**WORK INSTRUCTIONS**
Copy all of the material word for word, except for the pictures.

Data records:
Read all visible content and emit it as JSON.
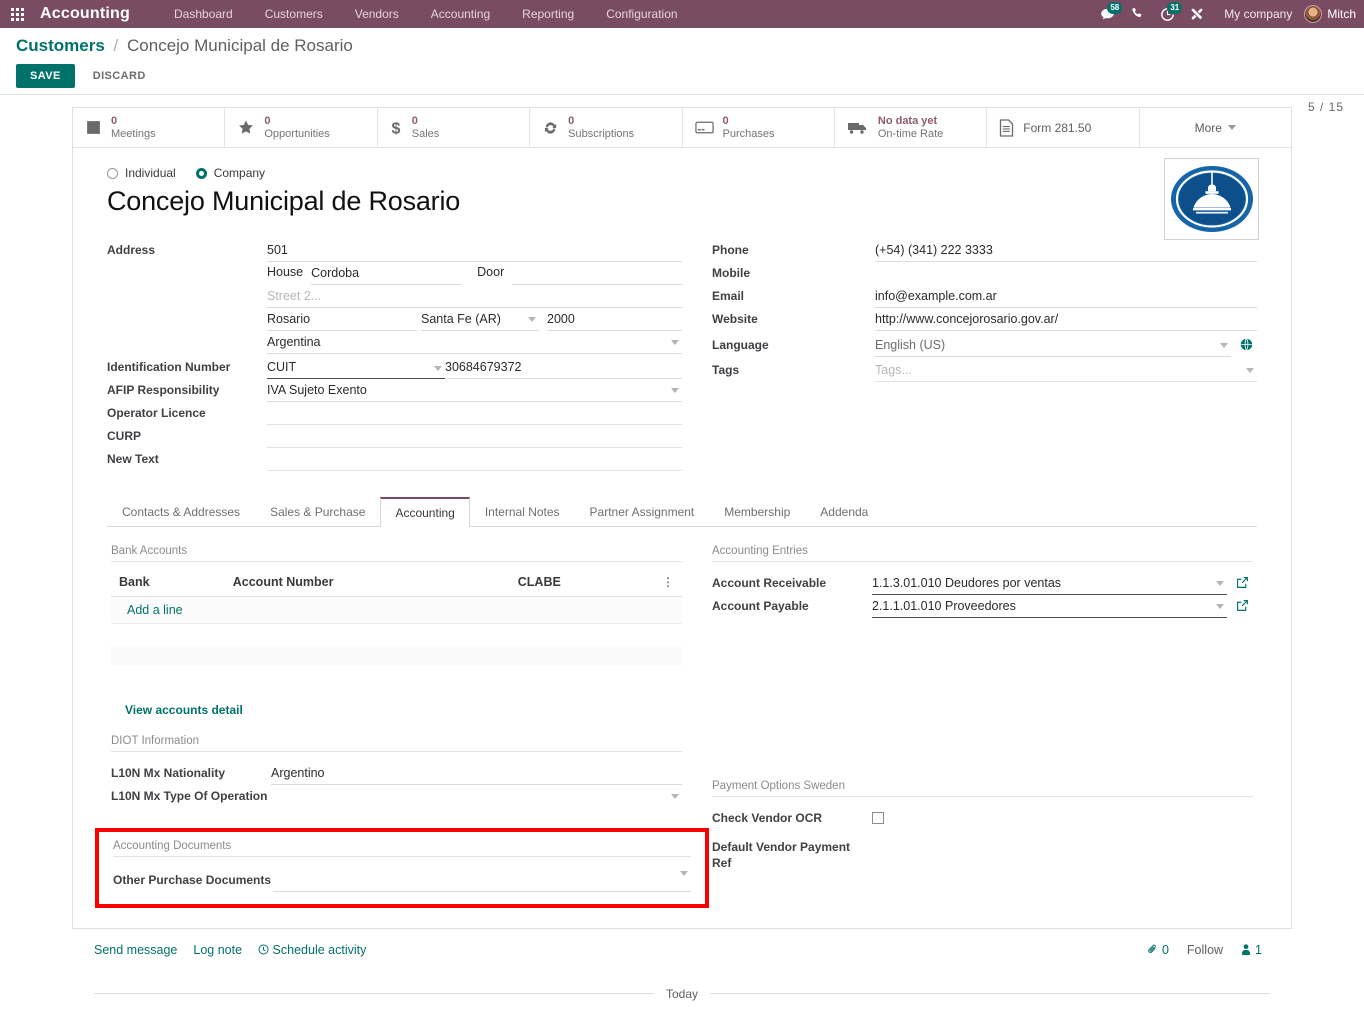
{
  "navbar": {
    "apps_icon": "apps-grid-icon",
    "brand": "Accounting",
    "menu": [
      "Dashboard",
      "Customers",
      "Vendors",
      "Accounting",
      "Reporting",
      "Configuration"
    ],
    "messages_badge": "58",
    "activities_badge": "31",
    "phone_icon": "phone-icon",
    "messages_icon": "messages-icon",
    "activities_icon": "clock-activities-icon",
    "debug_icon": "wrench-debug-icon",
    "company": "My company",
    "user": "Mitch"
  },
  "control_panel": {
    "breadcrumb_root": "Customers",
    "breadcrumb_sep": "/",
    "breadcrumb_current": "Concejo Municipal de Rosario",
    "save_label": "SAVE",
    "discard_label": "DISCARD",
    "pager": "5 / 15"
  },
  "stat_buttons": [
    {
      "icon": "calendar-icon",
      "value": "0",
      "label": "Meetings"
    },
    {
      "icon": "star-icon",
      "value": "0",
      "label": "Opportunities"
    },
    {
      "icon": "dollar-icon",
      "value": "0",
      "label": "Sales"
    },
    {
      "icon": "refresh-icon",
      "value": "0",
      "label": "Subscriptions"
    },
    {
      "icon": "credit-card-icon",
      "value": "0",
      "label": "Purchases"
    },
    {
      "icon": "truck-icon",
      "value": "No data yet",
      "label": "On-time Rate"
    },
    {
      "icon": "document-icon",
      "value": "",
      "label": "Form 281.50"
    },
    {
      "icon": "chevron-down-icon",
      "value": "",
      "label": "More"
    }
  ],
  "record": {
    "type_individual": "Individual",
    "type_company": "Company",
    "type_selected": "company",
    "name": "Concejo Municipal de Rosario",
    "logo_alt": "company-logo"
  },
  "left_form": {
    "address_label": "Address",
    "street": "501",
    "house_label": "House",
    "house": "Cordoba",
    "door_label": "Door",
    "door": "",
    "street2_placeholder": "Street 2...",
    "street2": "",
    "city": "Rosario",
    "state": "Santa Fe (AR)",
    "zip": "2000",
    "country": "Argentina",
    "id_number_label": "Identification Number",
    "id_type": "CUIT",
    "id_value": "30684679372",
    "afip_label": "AFIP Responsibility",
    "afip_value": "IVA Sujeto Exento",
    "operator_licence_label": "Operator Licence",
    "operator_licence": "",
    "curp_label": "CURP",
    "curp": "",
    "new_text_label": "New Text",
    "new_text": ""
  },
  "right_form": {
    "phone_label": "Phone",
    "phone": "(+54) (341) 222 3333",
    "mobile_label": "Mobile",
    "mobile": "",
    "email_label": "Email",
    "email": "info@example.com.ar",
    "website_label": "Website",
    "website": "http://www.concejorosario.gov.ar/",
    "language_label": "Language",
    "language": "English (US)",
    "tags_label": "Tags",
    "tags_placeholder": "Tags..."
  },
  "notebook": {
    "tabs": [
      "Contacts & Addresses",
      "Sales & Purchase",
      "Accounting",
      "Internal Notes",
      "Partner Assignment",
      "Membership",
      "Addenda"
    ],
    "active_tab": "Accounting"
  },
  "accounting_tab": {
    "bank_accounts": {
      "group_title": "Bank Accounts",
      "columns": [
        "Bank",
        "Account Number",
        "CLABE"
      ],
      "rows": [],
      "add_line": "Add a line",
      "options_icon": "vertical-dots-icon"
    },
    "view_accounts_detail": "View accounts detail",
    "diot": {
      "group_title": "DIOT Information",
      "nationality_label": "L10N Mx Nationality",
      "nationality": "Argentino",
      "type_of_operation_label": "L10N Mx Type Of Operation",
      "type_of_operation": ""
    },
    "accounting_entries": {
      "group_title": "Accounting Entries",
      "receivable_label": "Account Receivable",
      "receivable": "1.1.3.01.010 Deudores por ventas",
      "payable_label": "Account Payable",
      "payable": "2.1.1.01.010 Proveedores",
      "external_link_icon": "external-link-icon"
    },
    "payment_options": {
      "group_title": "Payment Options Sweden",
      "check_vendor_ocr_label": "Check Vendor OCR",
      "check_vendor_ocr": false,
      "default_vendor_payment_ref_label": "Default Vendor Payment Ref",
      "default_vendor_payment_ref": ""
    },
    "accounting_documents": {
      "group_title": "Accounting Documents",
      "other_purchase_documents_label": "Other Purchase Documents",
      "other_purchase_documents": "",
      "highlight_color": "#fb0000"
    }
  },
  "chatter": {
    "send_message": "Send message",
    "log_note": "Log note",
    "schedule_activity": "Schedule activity",
    "schedule_icon": "clock-icon",
    "attachment_icon": "paperclip-icon",
    "attachment_count": "0",
    "follow_label": "Follow",
    "followers_icon": "user-icon",
    "followers_count": "1",
    "today_label": "Today"
  },
  "theme": {
    "navbar_bg": "#7a4c63",
    "accent": "#00726a",
    "stat_value": "#8f5a6e",
    "highlight": "#fb0000"
  }
}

**SOLUTION**
Read all visible content and emit it as JSON.
{
  "navbar": {
    "apps_icon": "apps-grid-icon",
    "brand": "Accounting",
    "menu": [
      "Dashboard",
      "Customers",
      "Vendors",
      "Accounting",
      "Reporting",
      "Configuration"
    ],
    "messages_badge": "58",
    "activities_badge": "31",
    "phone_icon": "phone-icon",
    "messages_icon": "messages-icon",
    "activities_icon": "clock-activities-icon",
    "debug_icon": "wrench-debug-icon",
    "company": "My company",
    "user": "Mitch"
  },
  "control_panel": {
    "breadcrumb_root": "Customers",
    "breadcrumb_sep": "/",
    "breadcrumb_current": "Concejo Municipal de Rosario",
    "save_label": "SAVE",
    "discard_label": "DISCARD",
    "pager": "5 / 15"
  },
  "stat_buttons": [
    {
      "icon": "calendar-icon",
      "value": "0",
      "label": "Meetings"
    },
    {
      "icon": "star-icon",
      "value": "0",
      "label": "Opportunities"
    },
    {
      "icon": "dollar-icon",
      "value": "0",
      "label": "Sales"
    },
    {
      "icon": "refresh-icon",
      "value": "0",
      "label": "Subscriptions"
    },
    {
      "icon": "credit-card-icon",
      "value": "0",
      "label": "Purchases"
    },
    {
      "icon": "truck-icon",
      "value": "No data yet",
      "label": "On-time Rate"
    },
    {
      "icon": "document-icon",
      "value": "",
      "label": "Form 281.50"
    },
    {
      "icon": "chevron-down-icon",
      "value": "",
      "label": "More"
    }
  ],
  "record": {
    "type_individual": "Individual",
    "type_company": "Company",
    "type_selected": "company",
    "name": "Concejo Municipal de Rosario",
    "logo_alt": "company-logo"
  },
  "left_form": {
    "address_label": "Address",
    "street": "501",
    "house_label": "House",
    "house": "Cordoba",
    "door_label": "Door",
    "door": "",
    "street2_placeholder": "Street 2...",
    "street2": "",
    "city": "Rosario",
    "state": "Santa Fe (AR)",
    "zip": "2000",
    "country": "Argentina",
    "id_number_label": "Identification Number",
    "id_type": "CUIT",
    "id_value": "30684679372",
    "afip_label": "AFIP Responsibility",
    "afip_value": "IVA Sujeto Exento",
    "operator_licence_label": "Operator Licence",
    "operator_licence": "",
    "curp_label": "CURP",
    "curp": "",
    "new_text_label": "New Text",
    "new_text": ""
  },
  "right_form": {
    "phone_label": "Phone",
    "phone": "(+54) (341) 222 3333",
    "mobile_label": "Mobile",
    "mobile": "",
    "email_label": "Email",
    "email": "info@example.com.ar",
    "website_label": "Website",
    "website": "http://www.concejorosario.gov.ar/",
    "language_label": "Language",
    "language": "English (US)",
    "tags_label": "Tags",
    "tags_placeholder": "Tags..."
  },
  "notebook": {
    "tabs": [
      "Contacts & Addresses",
      "Sales & Purchase",
      "Accounting",
      "Internal Notes",
      "Partner Assignment",
      "Membership",
      "Addenda"
    ],
    "active_tab": "Accounting"
  },
  "accounting_tab": {
    "bank_accounts": {
      "group_title": "Bank Accounts",
      "columns": [
        "Bank",
        "Account Number",
        "CLABE"
      ],
      "rows": [],
      "add_line": "Add a line",
      "options_icon": "vertical-dots-icon"
    },
    "view_accounts_detail": "View accounts detail",
    "diot": {
      "group_title": "DIOT Information",
      "nationality_label": "L10N Mx Nationality",
      "nationality": "Argentino",
      "type_of_operation_label": "L10N Mx Type Of Operation",
      "type_of_operation": ""
    },
    "accounting_entries": {
      "group_title": "Accounting Entries",
      "receivable_label": "Account Receivable",
      "receivable": "1.1.3.01.010 Deudores por ventas",
      "payable_label": "Account Payable",
      "payable": "2.1.1.01.010 Proveedores",
      "external_link_icon": "external-link-icon"
    },
    "payment_options": {
      "group_title": "Payment Options Sweden",
      "check_vendor_ocr_label": "Check Vendor OCR",
      "check_vendor_ocr": false,
      "default_vendor_payment_ref_label": "Default Vendor Payment Ref",
      "default_vendor_payment_ref": ""
    },
    "accounting_documents": {
      "group_title": "Accounting Documents",
      "other_purchase_documents_label": "Other Purchase Documents",
      "other_purchase_documents": "",
      "highlight_color": "#fb0000"
    }
  },
  "chatter": {
    "send_message": "Send message",
    "log_note": "Log note",
    "schedule_activity": "Schedule activity",
    "schedule_icon": "clock-icon",
    "attachment_icon": "paperclip-icon",
    "attachment_count": "0",
    "follow_label": "Follow",
    "followers_icon": "user-icon",
    "followers_count": "1",
    "today_label": "Today"
  },
  "theme": {
    "navbar_bg": "#7a4c63",
    "accent": "#00726a",
    "stat_value": "#8f5a6e",
    "highlight": "#fb0000"
  }
}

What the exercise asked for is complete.